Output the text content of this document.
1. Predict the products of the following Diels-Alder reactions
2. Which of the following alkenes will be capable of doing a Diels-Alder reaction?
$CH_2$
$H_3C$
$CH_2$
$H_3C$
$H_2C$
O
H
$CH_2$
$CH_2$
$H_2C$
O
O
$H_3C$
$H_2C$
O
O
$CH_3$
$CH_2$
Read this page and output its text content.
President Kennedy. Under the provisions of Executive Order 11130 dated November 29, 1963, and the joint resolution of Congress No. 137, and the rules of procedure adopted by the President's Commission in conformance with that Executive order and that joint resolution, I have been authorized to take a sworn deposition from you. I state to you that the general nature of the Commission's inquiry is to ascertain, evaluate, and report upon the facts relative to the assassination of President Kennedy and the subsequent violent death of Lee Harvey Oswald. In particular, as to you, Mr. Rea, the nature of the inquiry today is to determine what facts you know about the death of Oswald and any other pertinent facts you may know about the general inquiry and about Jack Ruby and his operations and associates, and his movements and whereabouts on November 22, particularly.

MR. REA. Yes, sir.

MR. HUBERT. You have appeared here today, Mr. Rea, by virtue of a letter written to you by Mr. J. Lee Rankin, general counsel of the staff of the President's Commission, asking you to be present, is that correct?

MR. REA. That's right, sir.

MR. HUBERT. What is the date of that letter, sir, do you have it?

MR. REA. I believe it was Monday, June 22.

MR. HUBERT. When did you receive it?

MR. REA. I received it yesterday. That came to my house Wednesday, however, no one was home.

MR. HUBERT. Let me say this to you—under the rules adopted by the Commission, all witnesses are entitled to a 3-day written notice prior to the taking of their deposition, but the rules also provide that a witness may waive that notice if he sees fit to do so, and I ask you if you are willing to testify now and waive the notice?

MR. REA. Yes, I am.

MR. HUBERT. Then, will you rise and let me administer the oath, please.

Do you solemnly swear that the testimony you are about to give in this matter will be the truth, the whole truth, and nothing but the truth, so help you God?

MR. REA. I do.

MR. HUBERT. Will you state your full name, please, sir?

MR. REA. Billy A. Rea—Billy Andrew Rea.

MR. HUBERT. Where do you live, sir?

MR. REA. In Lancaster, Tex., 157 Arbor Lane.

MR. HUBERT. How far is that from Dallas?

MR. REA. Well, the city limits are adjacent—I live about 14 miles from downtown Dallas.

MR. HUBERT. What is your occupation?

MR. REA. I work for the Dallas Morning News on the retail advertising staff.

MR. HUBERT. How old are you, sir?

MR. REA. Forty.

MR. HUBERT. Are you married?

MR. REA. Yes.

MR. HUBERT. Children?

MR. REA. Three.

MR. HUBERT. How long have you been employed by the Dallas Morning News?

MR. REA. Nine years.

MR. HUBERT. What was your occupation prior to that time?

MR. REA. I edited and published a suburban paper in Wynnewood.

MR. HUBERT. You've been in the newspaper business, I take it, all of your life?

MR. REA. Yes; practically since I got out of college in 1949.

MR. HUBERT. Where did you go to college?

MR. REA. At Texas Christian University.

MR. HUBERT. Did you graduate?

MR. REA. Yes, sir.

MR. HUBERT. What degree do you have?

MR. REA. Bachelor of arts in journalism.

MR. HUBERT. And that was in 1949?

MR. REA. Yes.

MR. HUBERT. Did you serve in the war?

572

_ _ _ _ _ _ _

WHAT IS ASKED: Exact copies of all the records are required.

FINISHED ANSWER:
Output the text content of this document.
1. Predict the products of the following Diels-Alder reactions
2. Which of the following alkenes will be capable of doing a Diels-Alder reaction?
$CH_2$
$H_3C$
$CH_2$
$H_3C$
$H_2C$
O
H
$CH_2$
$CH_2$
$H_2C$
O
O
$H_3C$
$H_2C$
O
O
$CH_3$
$CH_2$
Read this page and output its text content.
President Kennedy. Under the provisions of Executive Order 11130 dated November 29, 1963, and the joint resolution of Congress No. 137, and the rules of procedure adopted by the President's Commission in conformance with that Executive order and that joint resolution, I have been authorized to take a sworn deposition from you. I state to you that the general nature of the Commission's inquiry is to ascertain, evaluate, and report upon the facts relative to the assassination of President Kennedy and the subsequent violent death of Lee Harvey Oswald. In particular, as to you, Mr. Rea, the nature of the inquiry today is to determine what facts you know about the death of Oswald and any other pertinent facts you may know about the general inquiry and about Jack Ruby and his operations and associates, and his movements and whereabouts on November 22, particularly.

MR. REA. Yes, sir.

MR. HUBERT. You have appeared here today, Mr. Rea, by virtue of a letter written to you by Mr. J. Lee Rankin, general counsel of the staff of the President's Commission, asking you to be present, is that correct?

MR. REA. That's right, sir.

MR. HUBERT. What is the date of that letter, sir, do you have it?

MR. REA. I believe it was Monday, June 22.

MR. HUBERT. When did you receive it?

MR. REA. I received it yesterday. That came to my house Wednesday, however, no one was home.

MR. HUBERT. Let me say this to you—under the rules adopted by the Commission, all witnesses are entitled to a 3-day written notice prior to the taking of their deposition, but the rules also provide that a witness may waive that notice if he sees fit to do so, and I ask you if you are willing to testify now and waive the notice?

MR. REA. Yes, I am.

MR. HUBERT. Then, will you rise and let me administer the oath, please.

Do you solemnly swear that the testimony you are about to give in this matter will be the truth, the whole truth, and nothing but the truth, so help you God?

MR. REA. I do.

MR. HUBERT. Will you state your full name, please, sir?

MR. REA. Billy A. Rea—Billy Andrew Rea.

MR. HUBERT. Where do you live, sir?

MR. REA. In Lancaster, Tex., 157 Arbor Lane.

MR. HUBERT. How far is that from Dallas?

MR. REA. Well, the city limits are adjacent—I live about 14 miles from downtown Dallas.

MR. HUBERT. What is your occupation?

MR. REA. I work for the Dallas Morning News on the retail advertising staff.

MR. HUBERT. How old are you, sir?

MR. REA. Forty.

MR. HUBERT. Are you married?

MR. REA. Yes.

MR. HUBERT. Children?

MR. REA. Three.

MR. HUBERT. How long have you been employed by the Dallas Morning News?

MR. REA. Nine years.

MR. HUBERT. What was your occupation prior to that time?

MR. REA. I edited and published a suburban paper in Wynnewood.

MR. HUBERT. You've been in the newspaper business, I take it, all of your life?

MR. REA. Yes; practically since I got out of college in 1949.

MR. HUBERT. Where did you go to college?

MR. REA. At Texas Christian University.

MR. HUBERT. Did you graduate?

MR. REA. Yes, sir.

MR. HUBERT. What degree do you have?

MR. REA. Bachelor of arts in journalism.

MR. HUBERT. And that was in 1949?

MR. REA. Yes.

MR. HUBERT. Did you serve in the war?

572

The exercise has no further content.